* _Document section_
Content starts
What is the acceptable level of iron in well water?

The EPA Secondary Maximum Contaminant Level for iron is 0.3 mg/L (0.3 ppm). This is a non-enforceable aesthetic standard — not a health limit. Staining begins at around 0.3 ppm. Most water treatment equipment is rated to reduce iron to below 0.3 ppm as a treated water target.

Is iron in well water bad for you?

Not at typical concentrations. The EPA limit is aesthetic, not health-based. Iron becomes a practical problem — staining, taste, equipment damage — long before it becomes a health concern. Very high concentrations may cause gastrointestinal discomfort in sensitive individuals. If iron bacteria are present, test for coliform and E. coli as a precaution.

What is the difference between ferrous and ferric iron?

Ferrous iron (Fe²⁺) is dissolved and invisible — water runs clear from the tap but stains after exposure to air. Ferric iron (Fe³⁺) is already oxidized — visible as rust-colored particles or turbidity directly from the tap. Most well water contains primarily ferrous iron, which must be oxidized before it can be filtered. Ferric iron can be physically filtered directly.
Content ends
* _Entries provided_
Content starts
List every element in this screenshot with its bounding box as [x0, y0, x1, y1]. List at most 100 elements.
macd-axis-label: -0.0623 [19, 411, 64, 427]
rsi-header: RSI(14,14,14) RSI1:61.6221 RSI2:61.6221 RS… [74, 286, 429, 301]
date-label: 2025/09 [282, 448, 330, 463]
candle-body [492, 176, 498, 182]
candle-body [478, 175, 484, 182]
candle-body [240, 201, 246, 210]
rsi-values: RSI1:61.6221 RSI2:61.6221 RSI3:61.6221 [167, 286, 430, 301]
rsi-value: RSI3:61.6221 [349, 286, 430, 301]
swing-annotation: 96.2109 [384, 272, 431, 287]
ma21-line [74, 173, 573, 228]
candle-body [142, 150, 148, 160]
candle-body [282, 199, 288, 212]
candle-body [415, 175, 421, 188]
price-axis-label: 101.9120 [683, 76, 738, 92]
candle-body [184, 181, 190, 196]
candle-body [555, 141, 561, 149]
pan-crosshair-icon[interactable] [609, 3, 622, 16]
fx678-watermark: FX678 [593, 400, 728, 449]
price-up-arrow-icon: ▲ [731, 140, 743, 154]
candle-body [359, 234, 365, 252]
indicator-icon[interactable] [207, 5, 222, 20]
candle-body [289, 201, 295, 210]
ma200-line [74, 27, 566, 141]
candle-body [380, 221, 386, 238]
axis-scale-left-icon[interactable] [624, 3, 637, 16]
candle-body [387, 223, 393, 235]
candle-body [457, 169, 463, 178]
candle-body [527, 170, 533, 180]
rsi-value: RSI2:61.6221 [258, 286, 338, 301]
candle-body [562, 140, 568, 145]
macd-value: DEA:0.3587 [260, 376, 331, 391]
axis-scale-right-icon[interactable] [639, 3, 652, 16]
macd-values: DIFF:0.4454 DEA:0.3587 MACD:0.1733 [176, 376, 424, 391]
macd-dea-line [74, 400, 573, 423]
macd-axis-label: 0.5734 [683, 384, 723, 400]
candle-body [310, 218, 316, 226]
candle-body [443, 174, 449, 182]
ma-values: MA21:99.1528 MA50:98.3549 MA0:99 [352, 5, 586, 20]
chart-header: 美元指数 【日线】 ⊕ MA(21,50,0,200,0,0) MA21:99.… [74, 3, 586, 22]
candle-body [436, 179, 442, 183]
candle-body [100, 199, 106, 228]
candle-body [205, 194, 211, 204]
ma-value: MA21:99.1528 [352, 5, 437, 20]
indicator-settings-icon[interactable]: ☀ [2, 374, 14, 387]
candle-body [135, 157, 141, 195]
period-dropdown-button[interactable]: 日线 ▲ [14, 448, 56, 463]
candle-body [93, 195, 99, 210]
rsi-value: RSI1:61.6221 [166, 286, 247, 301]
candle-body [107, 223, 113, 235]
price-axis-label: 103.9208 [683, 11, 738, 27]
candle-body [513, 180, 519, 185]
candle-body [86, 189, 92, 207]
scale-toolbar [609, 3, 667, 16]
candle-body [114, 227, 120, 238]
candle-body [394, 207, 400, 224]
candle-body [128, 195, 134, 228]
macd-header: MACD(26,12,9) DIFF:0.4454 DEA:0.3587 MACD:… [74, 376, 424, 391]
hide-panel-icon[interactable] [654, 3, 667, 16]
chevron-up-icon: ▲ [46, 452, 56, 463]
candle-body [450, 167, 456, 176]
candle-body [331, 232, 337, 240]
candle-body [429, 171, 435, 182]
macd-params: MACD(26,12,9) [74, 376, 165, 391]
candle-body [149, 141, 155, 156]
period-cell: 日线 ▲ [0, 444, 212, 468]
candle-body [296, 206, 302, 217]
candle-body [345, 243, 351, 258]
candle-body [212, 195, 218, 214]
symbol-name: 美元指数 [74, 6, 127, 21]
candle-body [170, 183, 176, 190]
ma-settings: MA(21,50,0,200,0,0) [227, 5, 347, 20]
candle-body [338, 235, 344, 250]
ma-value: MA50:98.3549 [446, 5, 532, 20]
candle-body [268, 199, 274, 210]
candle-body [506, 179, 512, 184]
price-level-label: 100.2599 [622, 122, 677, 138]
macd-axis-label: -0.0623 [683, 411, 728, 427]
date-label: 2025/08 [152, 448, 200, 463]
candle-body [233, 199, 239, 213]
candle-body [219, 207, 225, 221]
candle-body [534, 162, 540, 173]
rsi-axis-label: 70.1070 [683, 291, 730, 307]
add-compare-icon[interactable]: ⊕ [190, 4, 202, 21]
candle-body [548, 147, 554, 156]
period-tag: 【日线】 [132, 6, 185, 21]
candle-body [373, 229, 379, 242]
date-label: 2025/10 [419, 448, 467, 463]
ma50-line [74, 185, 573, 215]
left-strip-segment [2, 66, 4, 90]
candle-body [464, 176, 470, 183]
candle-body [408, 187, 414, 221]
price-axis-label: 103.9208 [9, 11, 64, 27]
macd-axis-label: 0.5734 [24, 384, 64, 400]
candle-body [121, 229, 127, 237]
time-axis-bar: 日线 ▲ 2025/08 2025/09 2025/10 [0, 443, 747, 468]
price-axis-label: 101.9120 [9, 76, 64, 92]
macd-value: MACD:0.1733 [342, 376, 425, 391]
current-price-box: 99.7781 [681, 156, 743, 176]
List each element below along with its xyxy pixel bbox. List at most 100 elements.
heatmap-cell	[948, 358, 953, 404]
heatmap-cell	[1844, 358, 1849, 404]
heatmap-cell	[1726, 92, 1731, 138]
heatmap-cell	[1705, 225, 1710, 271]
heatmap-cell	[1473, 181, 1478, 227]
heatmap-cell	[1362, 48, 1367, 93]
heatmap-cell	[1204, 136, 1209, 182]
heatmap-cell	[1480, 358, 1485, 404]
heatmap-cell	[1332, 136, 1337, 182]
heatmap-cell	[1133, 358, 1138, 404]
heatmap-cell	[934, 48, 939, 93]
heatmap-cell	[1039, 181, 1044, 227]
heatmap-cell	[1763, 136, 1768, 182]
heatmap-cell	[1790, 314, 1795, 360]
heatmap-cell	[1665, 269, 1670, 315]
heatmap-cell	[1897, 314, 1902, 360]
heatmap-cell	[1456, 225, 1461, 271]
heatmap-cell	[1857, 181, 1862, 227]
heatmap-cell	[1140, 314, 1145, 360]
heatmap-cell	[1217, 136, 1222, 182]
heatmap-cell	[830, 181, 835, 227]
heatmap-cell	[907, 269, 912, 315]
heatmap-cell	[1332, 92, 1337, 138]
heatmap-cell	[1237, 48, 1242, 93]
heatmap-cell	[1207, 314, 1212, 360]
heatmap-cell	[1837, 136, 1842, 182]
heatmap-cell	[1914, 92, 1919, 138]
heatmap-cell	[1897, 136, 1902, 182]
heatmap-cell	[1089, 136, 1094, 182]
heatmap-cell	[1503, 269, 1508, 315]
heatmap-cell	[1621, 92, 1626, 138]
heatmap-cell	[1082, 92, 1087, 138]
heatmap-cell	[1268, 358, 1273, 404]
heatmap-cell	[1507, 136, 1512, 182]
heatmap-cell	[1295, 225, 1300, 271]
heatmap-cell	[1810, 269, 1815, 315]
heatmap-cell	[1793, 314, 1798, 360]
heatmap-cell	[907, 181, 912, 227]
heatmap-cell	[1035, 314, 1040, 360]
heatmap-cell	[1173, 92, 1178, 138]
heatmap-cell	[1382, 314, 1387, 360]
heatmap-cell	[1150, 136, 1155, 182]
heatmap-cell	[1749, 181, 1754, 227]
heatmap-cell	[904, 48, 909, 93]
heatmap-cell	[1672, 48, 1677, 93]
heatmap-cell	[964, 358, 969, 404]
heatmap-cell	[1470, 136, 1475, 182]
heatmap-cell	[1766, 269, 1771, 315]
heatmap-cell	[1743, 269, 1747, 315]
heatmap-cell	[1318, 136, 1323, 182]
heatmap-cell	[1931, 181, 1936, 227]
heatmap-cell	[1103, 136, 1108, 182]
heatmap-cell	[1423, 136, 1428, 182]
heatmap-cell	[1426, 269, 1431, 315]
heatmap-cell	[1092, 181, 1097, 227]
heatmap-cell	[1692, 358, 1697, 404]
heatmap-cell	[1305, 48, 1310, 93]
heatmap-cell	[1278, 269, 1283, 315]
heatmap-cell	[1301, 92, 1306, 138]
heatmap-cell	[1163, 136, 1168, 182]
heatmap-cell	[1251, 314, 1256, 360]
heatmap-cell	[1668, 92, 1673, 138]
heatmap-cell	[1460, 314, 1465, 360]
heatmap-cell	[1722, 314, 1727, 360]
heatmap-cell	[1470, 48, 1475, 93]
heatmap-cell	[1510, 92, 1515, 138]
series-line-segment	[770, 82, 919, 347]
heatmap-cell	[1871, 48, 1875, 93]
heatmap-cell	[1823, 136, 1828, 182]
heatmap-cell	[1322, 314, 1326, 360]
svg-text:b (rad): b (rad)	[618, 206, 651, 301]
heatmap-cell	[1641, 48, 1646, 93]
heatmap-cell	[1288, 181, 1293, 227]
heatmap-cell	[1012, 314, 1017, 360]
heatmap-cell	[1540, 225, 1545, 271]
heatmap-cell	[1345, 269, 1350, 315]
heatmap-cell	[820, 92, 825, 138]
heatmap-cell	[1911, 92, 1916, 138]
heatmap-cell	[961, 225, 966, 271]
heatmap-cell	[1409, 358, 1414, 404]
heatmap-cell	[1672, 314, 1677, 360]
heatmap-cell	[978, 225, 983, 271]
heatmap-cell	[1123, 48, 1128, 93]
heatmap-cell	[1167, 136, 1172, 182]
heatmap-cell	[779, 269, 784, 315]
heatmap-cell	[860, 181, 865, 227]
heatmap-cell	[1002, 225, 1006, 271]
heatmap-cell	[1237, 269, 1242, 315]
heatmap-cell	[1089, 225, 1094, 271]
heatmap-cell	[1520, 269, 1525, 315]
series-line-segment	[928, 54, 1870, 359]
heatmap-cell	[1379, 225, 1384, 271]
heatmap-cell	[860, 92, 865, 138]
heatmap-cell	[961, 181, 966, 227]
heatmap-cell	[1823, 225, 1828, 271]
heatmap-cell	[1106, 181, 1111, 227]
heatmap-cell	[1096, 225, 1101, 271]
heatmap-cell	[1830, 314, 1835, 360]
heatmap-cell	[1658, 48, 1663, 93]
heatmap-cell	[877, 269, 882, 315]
Content ends
* _Problem set_
a. Reproduce, word for word, the stretch of the well-water iron FAQ from "Not at typical" through "and ferric iron?".
b. Answer these questions from the well-water iron FAQ:
(i) What is the EPA Secondary Maximum Contaminant Level for iron?
(ii) If iron bacteria are present, what should be tested for as a precaution?
(iii) Which form of iron can be physically filtered directly?

* _Solutions to the tasks_
a.
Not at typical concentrations. The EPA limit is aesthetic, not health-based. Iron becomes a practical problem — staining, taste, equipment damage — long before it becomes a health concern. Very high concentrations may cause gastrointestinal discomfort in sensitive individuals. If iron bacteria are present, test for coliform and E. coli as a precaution.

What is the difference between ferrous and ferric iron?

b.
(i) 0.3 mg/L (0.3 ppm)
(ii) Coliform and E. coli
(iii) Ferric iron (Fe³⁺)